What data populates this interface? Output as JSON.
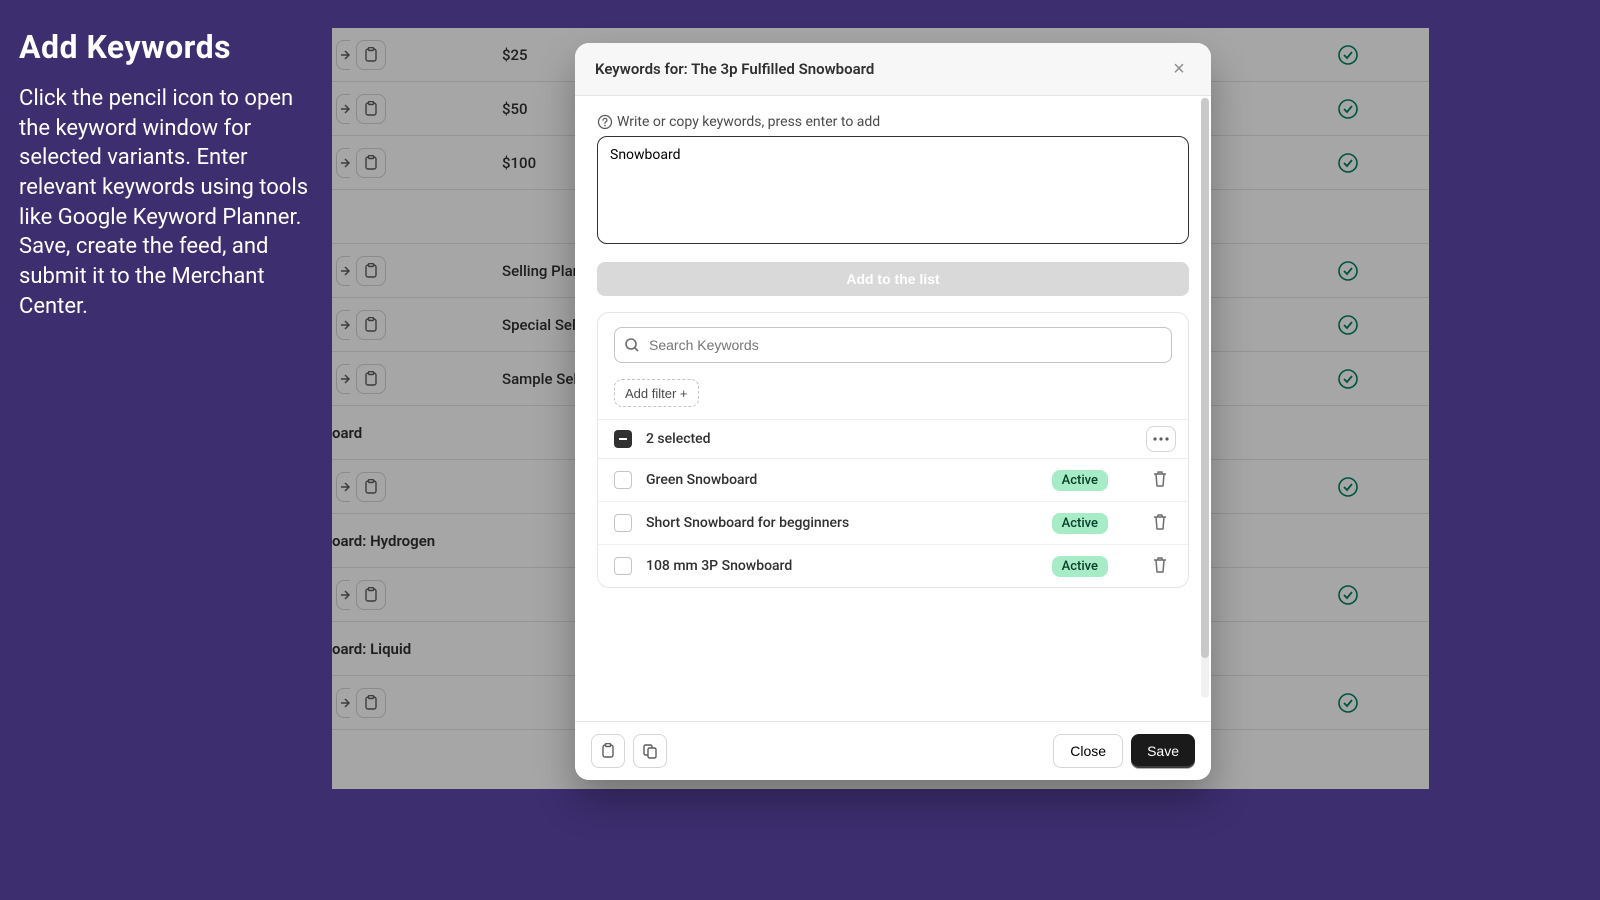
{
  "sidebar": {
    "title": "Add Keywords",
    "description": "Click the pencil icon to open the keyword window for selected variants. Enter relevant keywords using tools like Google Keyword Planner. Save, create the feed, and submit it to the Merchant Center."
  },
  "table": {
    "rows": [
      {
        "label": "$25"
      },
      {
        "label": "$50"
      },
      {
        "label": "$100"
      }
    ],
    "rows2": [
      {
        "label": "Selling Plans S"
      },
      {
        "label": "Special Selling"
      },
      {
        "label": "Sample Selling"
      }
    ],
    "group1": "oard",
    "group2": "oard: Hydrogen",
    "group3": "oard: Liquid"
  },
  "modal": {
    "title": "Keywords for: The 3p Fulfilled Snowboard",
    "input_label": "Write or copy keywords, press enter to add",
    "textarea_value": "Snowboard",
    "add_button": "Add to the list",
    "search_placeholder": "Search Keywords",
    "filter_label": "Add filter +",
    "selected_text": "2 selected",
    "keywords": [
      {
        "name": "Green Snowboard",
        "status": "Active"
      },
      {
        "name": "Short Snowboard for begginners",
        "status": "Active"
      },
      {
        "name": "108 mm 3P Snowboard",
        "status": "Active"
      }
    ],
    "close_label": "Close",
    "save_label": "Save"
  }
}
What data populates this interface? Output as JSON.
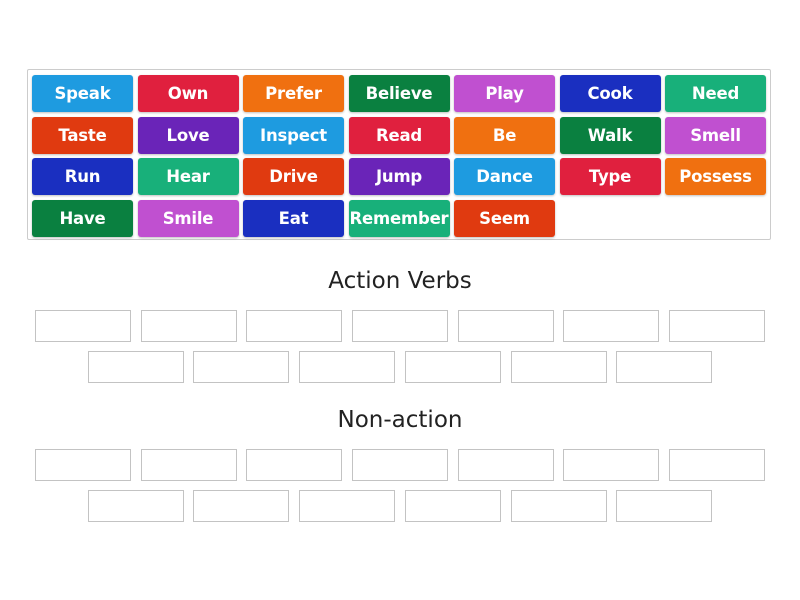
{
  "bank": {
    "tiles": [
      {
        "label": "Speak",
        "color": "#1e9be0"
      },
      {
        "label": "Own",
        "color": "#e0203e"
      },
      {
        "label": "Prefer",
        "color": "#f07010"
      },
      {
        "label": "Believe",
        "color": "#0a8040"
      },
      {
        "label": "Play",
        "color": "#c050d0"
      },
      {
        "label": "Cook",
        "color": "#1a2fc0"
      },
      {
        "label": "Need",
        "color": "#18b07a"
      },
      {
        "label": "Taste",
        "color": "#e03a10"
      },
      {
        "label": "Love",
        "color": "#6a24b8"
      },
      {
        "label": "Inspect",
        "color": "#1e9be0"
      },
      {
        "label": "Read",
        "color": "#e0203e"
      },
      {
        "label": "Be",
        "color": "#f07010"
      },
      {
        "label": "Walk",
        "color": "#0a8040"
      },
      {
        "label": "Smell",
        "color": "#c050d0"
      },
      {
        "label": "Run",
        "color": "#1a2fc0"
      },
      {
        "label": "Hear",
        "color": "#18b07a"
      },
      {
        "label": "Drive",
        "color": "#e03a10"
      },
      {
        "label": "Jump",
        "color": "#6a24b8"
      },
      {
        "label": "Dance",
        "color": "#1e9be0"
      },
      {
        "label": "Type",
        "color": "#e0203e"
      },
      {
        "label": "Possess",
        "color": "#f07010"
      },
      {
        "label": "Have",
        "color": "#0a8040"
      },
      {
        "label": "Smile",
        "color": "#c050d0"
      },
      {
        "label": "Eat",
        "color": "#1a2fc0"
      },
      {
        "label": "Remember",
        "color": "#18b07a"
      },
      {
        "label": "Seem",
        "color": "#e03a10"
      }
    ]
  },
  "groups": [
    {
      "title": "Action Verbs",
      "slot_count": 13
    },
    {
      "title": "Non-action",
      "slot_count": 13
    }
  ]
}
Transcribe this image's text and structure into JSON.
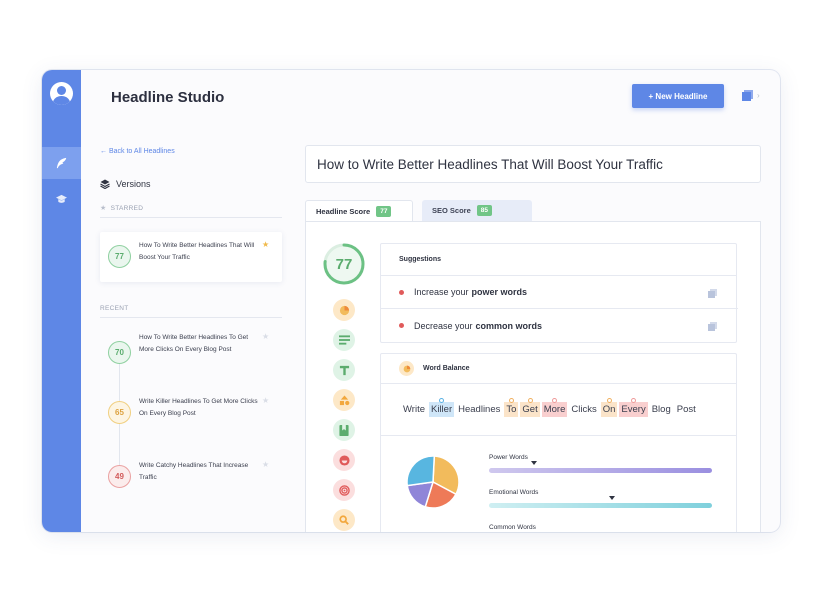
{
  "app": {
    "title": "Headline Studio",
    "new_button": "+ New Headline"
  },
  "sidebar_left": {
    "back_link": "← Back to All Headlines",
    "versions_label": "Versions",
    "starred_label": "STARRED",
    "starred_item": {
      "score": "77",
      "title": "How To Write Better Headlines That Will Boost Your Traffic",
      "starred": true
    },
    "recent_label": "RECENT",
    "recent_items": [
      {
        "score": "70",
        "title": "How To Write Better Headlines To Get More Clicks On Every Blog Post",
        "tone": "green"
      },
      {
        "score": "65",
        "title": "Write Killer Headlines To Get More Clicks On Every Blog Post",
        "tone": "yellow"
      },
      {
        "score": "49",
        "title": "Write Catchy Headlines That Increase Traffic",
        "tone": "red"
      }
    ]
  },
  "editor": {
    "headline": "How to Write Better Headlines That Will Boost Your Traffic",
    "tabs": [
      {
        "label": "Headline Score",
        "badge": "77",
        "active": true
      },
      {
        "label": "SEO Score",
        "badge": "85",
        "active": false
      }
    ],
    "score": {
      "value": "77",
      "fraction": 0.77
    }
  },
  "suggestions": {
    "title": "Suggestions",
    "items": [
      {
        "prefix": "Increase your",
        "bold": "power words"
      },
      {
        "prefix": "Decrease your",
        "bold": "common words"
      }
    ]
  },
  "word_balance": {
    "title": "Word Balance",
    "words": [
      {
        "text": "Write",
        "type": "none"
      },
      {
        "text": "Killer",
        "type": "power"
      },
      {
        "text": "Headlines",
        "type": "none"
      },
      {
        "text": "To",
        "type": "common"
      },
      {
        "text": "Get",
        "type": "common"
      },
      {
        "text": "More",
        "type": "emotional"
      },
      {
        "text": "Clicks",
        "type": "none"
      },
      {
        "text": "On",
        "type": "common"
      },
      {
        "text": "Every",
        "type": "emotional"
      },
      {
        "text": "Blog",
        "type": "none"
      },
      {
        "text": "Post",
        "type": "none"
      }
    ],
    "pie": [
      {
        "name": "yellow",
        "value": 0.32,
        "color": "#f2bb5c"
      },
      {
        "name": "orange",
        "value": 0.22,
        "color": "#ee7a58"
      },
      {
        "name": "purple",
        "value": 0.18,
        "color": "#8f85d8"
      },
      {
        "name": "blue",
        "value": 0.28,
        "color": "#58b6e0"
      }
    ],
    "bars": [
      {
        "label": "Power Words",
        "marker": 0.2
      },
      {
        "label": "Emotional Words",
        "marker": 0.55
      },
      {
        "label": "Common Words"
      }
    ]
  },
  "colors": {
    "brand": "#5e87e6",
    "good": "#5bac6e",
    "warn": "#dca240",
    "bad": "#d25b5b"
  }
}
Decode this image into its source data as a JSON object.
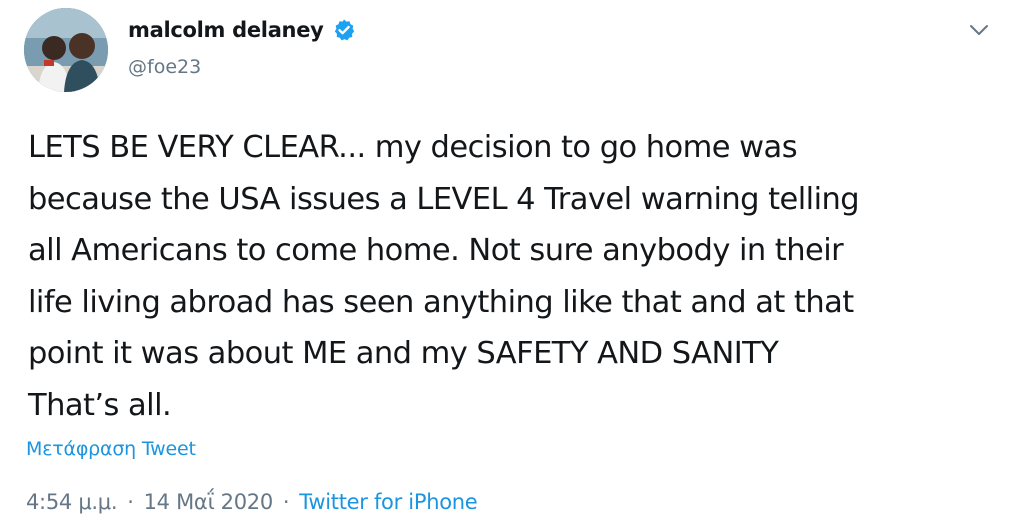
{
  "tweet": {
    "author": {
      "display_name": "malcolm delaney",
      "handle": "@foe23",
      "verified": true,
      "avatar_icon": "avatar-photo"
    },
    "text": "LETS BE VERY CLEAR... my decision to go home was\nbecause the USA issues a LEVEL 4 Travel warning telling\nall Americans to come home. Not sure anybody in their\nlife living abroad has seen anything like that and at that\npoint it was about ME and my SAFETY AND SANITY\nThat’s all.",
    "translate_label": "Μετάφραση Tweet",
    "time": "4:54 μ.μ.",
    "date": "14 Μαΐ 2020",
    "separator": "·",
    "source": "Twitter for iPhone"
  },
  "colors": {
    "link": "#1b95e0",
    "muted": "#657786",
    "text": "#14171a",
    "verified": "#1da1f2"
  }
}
**********
## DIRECTIVE
Pull out all lines from the entries above in which the word "Killer" appears.

## RESULT OF THIS TASK
        "title": "Write Killer Headlines To Get More Clicks On Every Blog Post",
        "text": "Killer",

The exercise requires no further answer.